### RECORD SET

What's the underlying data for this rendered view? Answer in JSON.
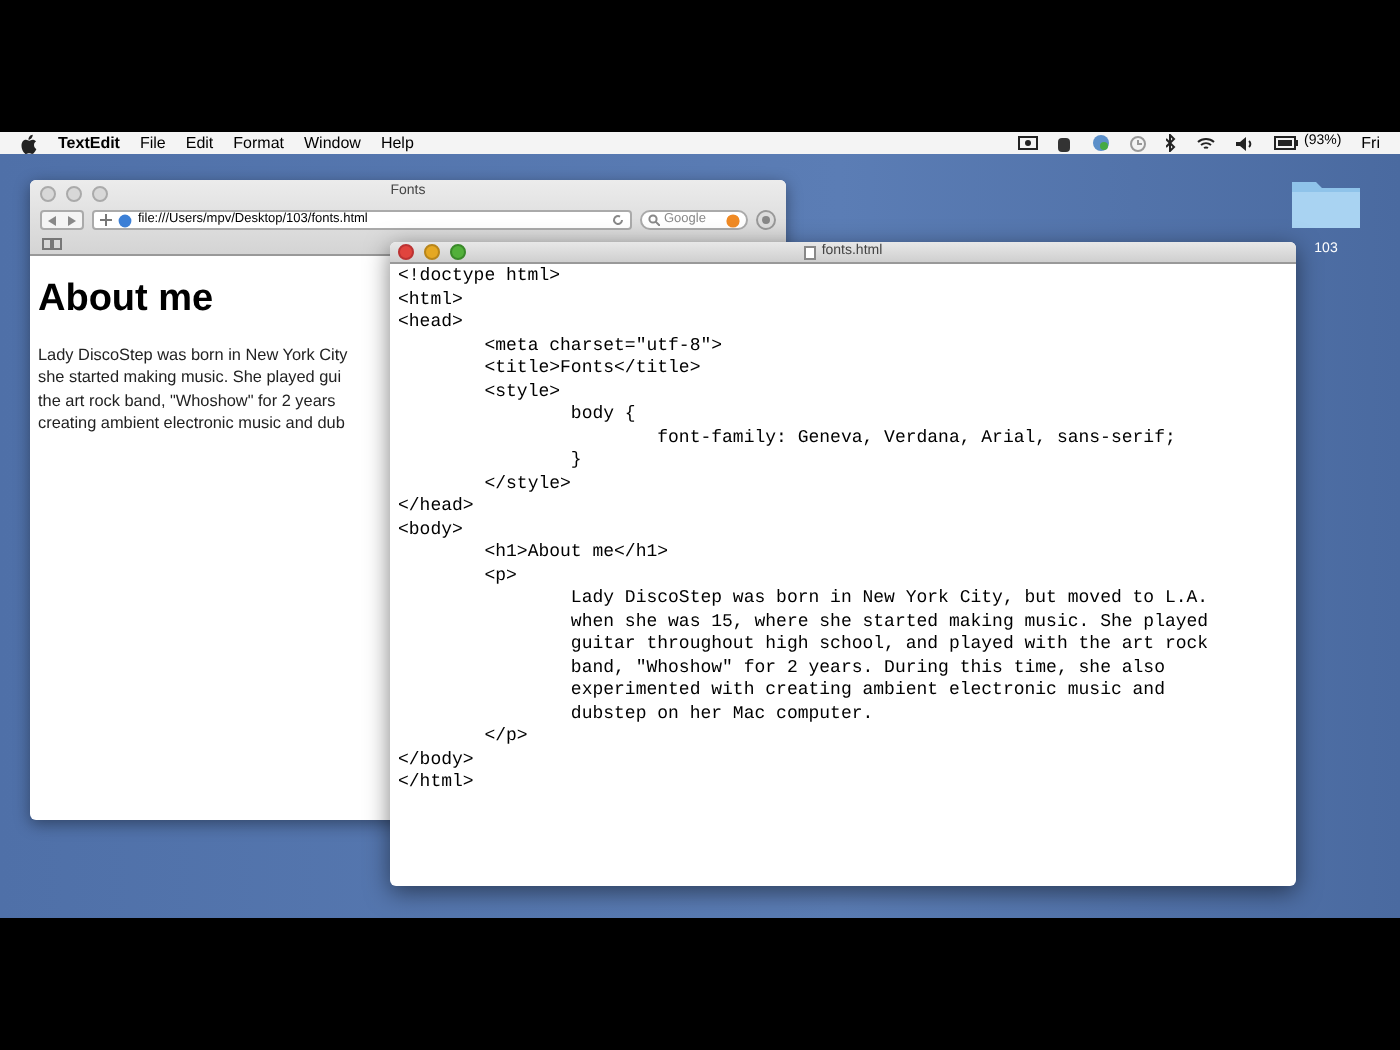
{
  "menu_bar": {
    "app_name": "TextEdit",
    "items": [
      "File",
      "Edit",
      "Format",
      "Window",
      "Help"
    ],
    "battery": "(93%)",
    "clock": "Fri"
  },
  "desktop": {
    "folder_label": "103"
  },
  "browser": {
    "title": "Fonts",
    "address": "file:///Users/mpv/Desktop/103/fonts.html",
    "search_placeholder": "Google",
    "heading": "About me",
    "paragraph_lines": [
      "Lady DiscoStep was born in New York City",
      "she started making music. She played gui",
      "the art rock band, \"Whoshow\" for 2 years",
      "creating ambient electronic music and dub"
    ]
  },
  "editor": {
    "title": "fonts.html",
    "lines": [
      "<!doctype html>",
      "<html>",
      "<head>",
      "\t<meta charset=\"utf-8\">",
      "\t<title>Fonts</title>",
      "\t<style>",
      "\t\tbody {",
      "\t\t\tfont-family: Geneva, Verdana, Arial, sans-serif;",
      "\t\t}",
      "\t</style>",
      "</head>",
      "<body>",
      "\t<h1>About me</h1>",
      "\t<p>",
      "\t\tLady DiscoStep was born in New York City, but moved to L.A.",
      "\t\twhen she was 15, where she started making music. She played",
      "\t\tguitar throughout high school, and played with the art rock",
      "\t\tband, \"Whoshow\" for 2 years. During this time, she also",
      "\t\texperimented with creating ambient electronic music and",
      "\t\tdubstep on her Mac computer.",
      "\t</p>",
      "</body>",
      "</html>"
    ]
  }
}
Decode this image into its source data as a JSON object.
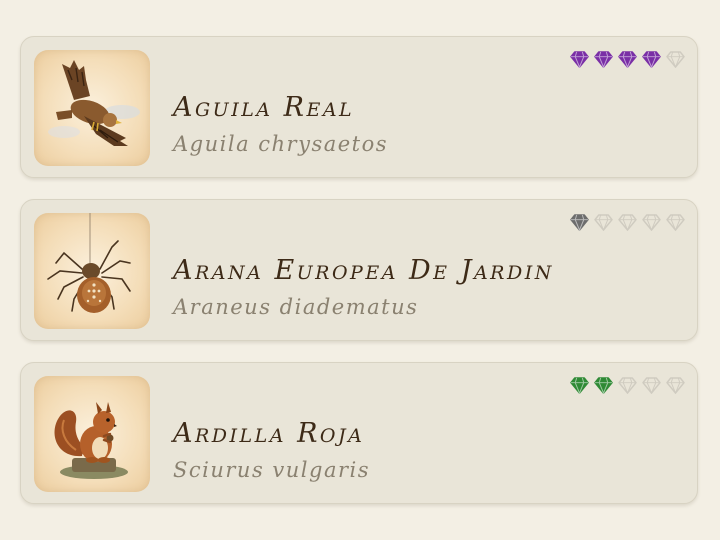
{
  "species": [
    {
      "common_name": "Aguila Real",
      "scientific_name": "Aguila chrysaetos",
      "image_icon": "golden-eagle",
      "rating": 4,
      "rating_max": 5,
      "rating_color": "#7a2fa6"
    },
    {
      "common_name": "Arana Europea De Jardin",
      "scientific_name": "Araneus diadematus",
      "image_icon": "garden-spider",
      "rating": 1,
      "rating_max": 5,
      "rating_color": "#6d6d6d"
    },
    {
      "common_name": "Ardilla Roja",
      "scientific_name": "Sciurus vulgaris",
      "image_icon": "red-squirrel",
      "rating": 2,
      "rating_max": 5,
      "rating_color": "#2f8a35"
    }
  ],
  "colors": {
    "empty_gem": "#cfcbc0",
    "card_background": "#e9e5d8",
    "page_background": "#f3efe4"
  }
}
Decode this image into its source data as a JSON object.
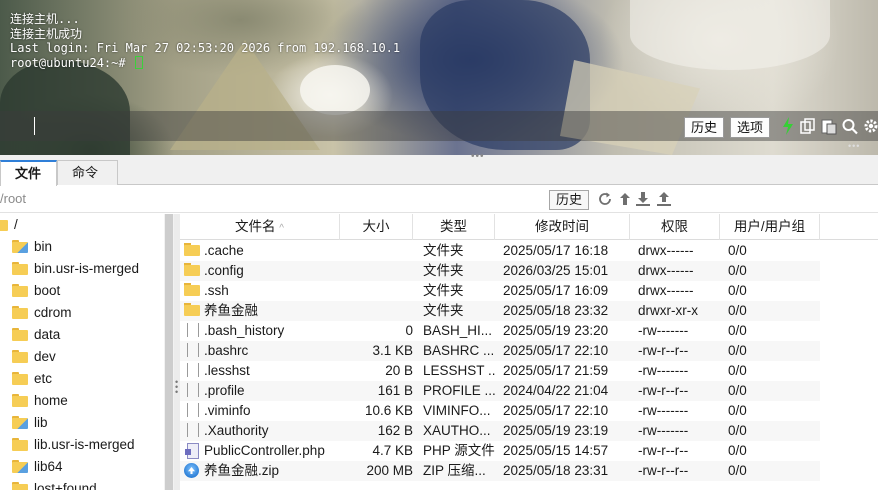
{
  "terminal": {
    "lines": [
      "连接主机...",
      "连接主机成功",
      "Last login: Fri Mar 27 02:53:20 2026 from 192.168.10.1",
      "root@ubuntu24:~# "
    ],
    "history_button": "历史",
    "options_button": "选项"
  },
  "tabs": {
    "files": "文件",
    "commands": "命令"
  },
  "pathbar": {
    "path": "/root",
    "history_button": "历史"
  },
  "tree": {
    "items": [
      "/",
      "bin",
      "bin.usr-is-merged",
      "boot",
      "cdrom",
      "data",
      "dev",
      "etc",
      "home",
      "lib",
      "lib.usr-is-merged",
      "lib64",
      "lost+found"
    ]
  },
  "filelist": {
    "headers": {
      "name": "文件名",
      "size": "大小",
      "type": "类型",
      "mtime": "修改时间",
      "perm": "权限",
      "owner": "用户/用户组"
    },
    "sort_indicator": "^",
    "rows": [
      {
        "name": ".cache",
        "size": "",
        "type": "文件夹",
        "mtime": "2025/05/17 16:18",
        "perm": "drwx------",
        "owner": "0/0",
        "icon": "folder"
      },
      {
        "name": ".config",
        "size": "",
        "type": "文件夹",
        "mtime": "2026/03/25 15:01",
        "perm": "drwx------",
        "owner": "0/0",
        "icon": "folder"
      },
      {
        "name": ".ssh",
        "size": "",
        "type": "文件夹",
        "mtime": "2025/05/17 16:09",
        "perm": "drwx------",
        "owner": "0/0",
        "icon": "folder"
      },
      {
        "name": "养鱼金融",
        "size": "",
        "type": "文件夹",
        "mtime": "2025/05/18 23:32",
        "perm": "drwxr-xr-x",
        "owner": "0/0",
        "icon": "folder"
      },
      {
        "name": ".bash_history",
        "size": "0",
        "type": "BASH_HI...",
        "mtime": "2025/05/19 23:20",
        "perm": "-rw-------",
        "owner": "0/0",
        "icon": "file"
      },
      {
        "name": ".bashrc",
        "size": "3.1 KB",
        "type": "BASHRC ...",
        "mtime": "2025/05/17 22:10",
        "perm": "-rw-r--r--",
        "owner": "0/0",
        "icon": "file"
      },
      {
        "name": ".lesshst",
        "size": "20 B",
        "type": "LESSHST ...",
        "mtime": "2025/05/17 21:59",
        "perm": "-rw-------",
        "owner": "0/0",
        "icon": "file"
      },
      {
        "name": ".profile",
        "size": "161 B",
        "type": "PROFILE ...",
        "mtime": "2024/04/22 21:04",
        "perm": "-rw-r--r--",
        "owner": "0/0",
        "icon": "file"
      },
      {
        "name": ".viminfo",
        "size": "10.6 KB",
        "type": "VIMINFO...",
        "mtime": "2025/05/17 22:10",
        "perm": "-rw-------",
        "owner": "0/0",
        "icon": "file"
      },
      {
        "name": ".Xauthority",
        "size": "162 B",
        "type": "XAUTHO...",
        "mtime": "2025/05/19 23:19",
        "perm": "-rw-------",
        "owner": "0/0",
        "icon": "file"
      },
      {
        "name": "PublicController.php",
        "size": "4.7 KB",
        "type": "PHP 源文件",
        "mtime": "2025/05/15 14:57",
        "perm": "-rw-r--r--",
        "owner": "0/0",
        "icon": "php"
      },
      {
        "name": "养鱼金融.zip",
        "size": "200 MB",
        "type": "ZIP 压缩...",
        "mtime": "2025/05/18 23:31",
        "perm": "-rw-r--r--",
        "owner": "0/0",
        "icon": "zip"
      }
    ]
  },
  "colors": {
    "accent": "#2f7fd8",
    "cursor": "#3cd03c",
    "folder": "#f6cd55"
  }
}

### TASK TO CARRY OUT
Using the records above, pull out each line where the word "data" occurs.

### PROBLEM SOLUTION
What's the underlying data for this rendered view? Answer in JSON.
Decode this image into its source data as a JSON object.
Decode this image into its source data as a JSON object.
      "data",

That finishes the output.